Dataset items:
━━━━━━━━━━━━━━━━━━━━

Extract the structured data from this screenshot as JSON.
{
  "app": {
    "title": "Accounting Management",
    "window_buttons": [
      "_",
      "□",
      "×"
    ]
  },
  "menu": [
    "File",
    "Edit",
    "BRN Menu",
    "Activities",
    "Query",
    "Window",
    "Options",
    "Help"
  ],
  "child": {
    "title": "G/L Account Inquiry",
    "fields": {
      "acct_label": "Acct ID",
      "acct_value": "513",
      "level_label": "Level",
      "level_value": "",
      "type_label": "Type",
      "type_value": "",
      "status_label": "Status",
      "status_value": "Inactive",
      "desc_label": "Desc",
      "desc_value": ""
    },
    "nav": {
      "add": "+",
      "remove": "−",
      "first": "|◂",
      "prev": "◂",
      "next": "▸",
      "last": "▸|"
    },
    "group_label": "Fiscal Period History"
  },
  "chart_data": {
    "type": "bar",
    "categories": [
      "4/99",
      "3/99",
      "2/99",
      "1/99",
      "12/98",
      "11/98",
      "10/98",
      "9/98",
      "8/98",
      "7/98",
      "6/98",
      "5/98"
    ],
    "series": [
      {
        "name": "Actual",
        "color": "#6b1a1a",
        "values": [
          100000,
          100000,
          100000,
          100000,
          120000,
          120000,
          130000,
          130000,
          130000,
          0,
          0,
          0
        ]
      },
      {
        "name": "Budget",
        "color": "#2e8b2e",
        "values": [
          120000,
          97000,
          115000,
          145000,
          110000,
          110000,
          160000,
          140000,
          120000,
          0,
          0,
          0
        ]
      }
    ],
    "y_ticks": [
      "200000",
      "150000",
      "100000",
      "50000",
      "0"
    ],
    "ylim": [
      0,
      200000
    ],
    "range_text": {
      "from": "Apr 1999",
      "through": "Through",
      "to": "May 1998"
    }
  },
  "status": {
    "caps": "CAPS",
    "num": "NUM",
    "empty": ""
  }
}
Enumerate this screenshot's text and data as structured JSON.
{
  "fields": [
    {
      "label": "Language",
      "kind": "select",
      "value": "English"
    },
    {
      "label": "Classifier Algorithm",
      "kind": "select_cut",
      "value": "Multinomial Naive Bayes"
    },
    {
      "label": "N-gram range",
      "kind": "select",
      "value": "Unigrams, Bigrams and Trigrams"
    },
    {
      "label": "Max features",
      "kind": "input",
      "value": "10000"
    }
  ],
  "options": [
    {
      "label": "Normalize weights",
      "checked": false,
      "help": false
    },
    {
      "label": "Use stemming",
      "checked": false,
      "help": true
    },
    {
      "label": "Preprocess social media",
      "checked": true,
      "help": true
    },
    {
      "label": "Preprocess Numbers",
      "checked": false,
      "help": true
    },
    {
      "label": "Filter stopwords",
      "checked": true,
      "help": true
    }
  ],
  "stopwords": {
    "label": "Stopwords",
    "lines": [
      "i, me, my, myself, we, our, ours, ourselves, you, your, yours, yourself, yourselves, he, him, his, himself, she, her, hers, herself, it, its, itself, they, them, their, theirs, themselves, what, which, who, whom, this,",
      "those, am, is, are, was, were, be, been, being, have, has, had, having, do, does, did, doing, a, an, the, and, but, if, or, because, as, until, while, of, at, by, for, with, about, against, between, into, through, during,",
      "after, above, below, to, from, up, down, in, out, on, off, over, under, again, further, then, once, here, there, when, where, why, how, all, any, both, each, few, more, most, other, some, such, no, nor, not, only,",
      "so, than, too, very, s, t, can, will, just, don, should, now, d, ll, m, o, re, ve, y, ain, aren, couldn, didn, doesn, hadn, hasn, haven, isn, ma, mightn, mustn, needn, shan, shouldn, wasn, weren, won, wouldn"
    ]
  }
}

━━━━━━━━━━━━━━━━━━━━

Task - Copy the material above back out, exactly as written.

Correct output -
Extract the structured data from this screenshot as JSON.
{
  "app": {
    "title": "Accounting Management",
    "window_buttons": [
      "_",
      "□",
      "×"
    ]
  },
  "menu": [
    "File",
    "Edit",
    "BRN Menu",
    "Activities",
    "Query",
    "Window",
    "Options",
    "Help"
  ],
  "child": {
    "title": "G/L Account Inquiry",
    "fields": {
      "acct_label": "Acct ID",
      "acct_value": "513",
      "level_label": "Level",
      "level_value": "",
      "type_label": "Type",
      "type_value": "",
      "status_label": "Status",
      "status_value": "Inactive",
      "desc_label": "Desc",
      "desc_value": ""
    },
    "nav": {
      "add": "+",
      "remove": "−",
      "first": "|◂",
      "prev": "◂",
      "next": "▸",
      "last": "▸|"
    },
    "group_label": "Fiscal Period History"
  },
  "chart_data": {
    "type": "bar",
    "categories": [
      "4/99",
      "3/99",
      "2/99",
      "1/99",
      "12/98",
      "11/98",
      "10/98",
      "9/98",
      "8/98",
      "7/98",
      "6/98",
      "5/98"
    ],
    "series": [
      {
        "name": "Actual",
        "color": "#6b1a1a",
        "values": [
          100000,
          100000,
          100000,
          100000,
          120000,
          120000,
          130000,
          130000,
          130000,
          0,
          0,
          0
        ]
      },
      {
        "name": "Budget",
        "color": "#2e8b2e",
        "values": [
          120000,
          97000,
          115000,
          145000,
          110000,
          110000,
          160000,
          140000,
          120000,
          0,
          0,
          0
        ]
      }
    ],
    "y_ticks": [
      "200000",
      "150000",
      "100000",
      "50000",
      "0"
    ],
    "ylim": [
      0,
      200000
    ],
    "range_text": {
      "from": "Apr 1999",
      "through": "Through",
      "to": "May 1998"
    }
  },
  "status": {
    "caps": "CAPS",
    "num": "NUM",
    "empty": ""
  }
}
Enumerate this screenshot's text and data as structured JSON.
{
  "fields": [
    {
      "label": "Language",
      "kind": "select",
      "value": "English"
    },
    {
      "label": "Classifier Algorithm",
      "kind": "select_cut",
      "value": "Multinomial Naive Bayes"
    },
    {
      "label": "N-gram range",
      "kind": "select",
      "value": "Unigrams, Bigrams and Trigrams"
    },
    {
      "label": "Max features",
      "kind": "input",
      "value": "10000"
    }
  ],
  "options": [
    {
      "label": "Normalize weights",
      "checked": false,
      "help": false
    },
    {
      "label": "Use stemming",
      "checked": false,
      "help": true
    },
    {
      "label": "Preprocess social media",
      "checked": true,
      "help": true
    },
    {
      "label": "Preprocess Numbers",
      "checked": false,
      "help": true
    },
    {
      "label": "Filter stopwords",
      "checked": true,
      "help": true
    }
  ],
  "stopwords": {
    "label": "Stopwords",
    "lines": [
      "i, me, my, myself, we, our, ours, ourselves, you, your, yours, yourself, yourselves, he, him, his, himself, she, her, hers, herself, it, its, itself, they, them, their, theirs, themselves, what, which, who, whom, this,",
      "those, am, is, are, was, were, be, been, being, have, has, had, having, do, does, did, doing, a, an, the, and, but, if, or, because, as, until, while, of, at, by, for, with, about, against, between, into, through, during,",
      "after, above, below, to, from, up, down, in, out, on, off, over, under, again, further, then, once, here, there, when, where, why, how, all, any, both, each, few, more, most, other, some, such, no, nor, not, only,",
      "so, than, too, very, s, t, can, will, just, don, should, now, d, ll, m, o, re, ve, y, ain, aren, couldn, didn, doesn, hadn, hasn, haven, isn, ma, mightn, mustn, needn, shan, shouldn, wasn, weren, won, wouldn"
    ]
  }
}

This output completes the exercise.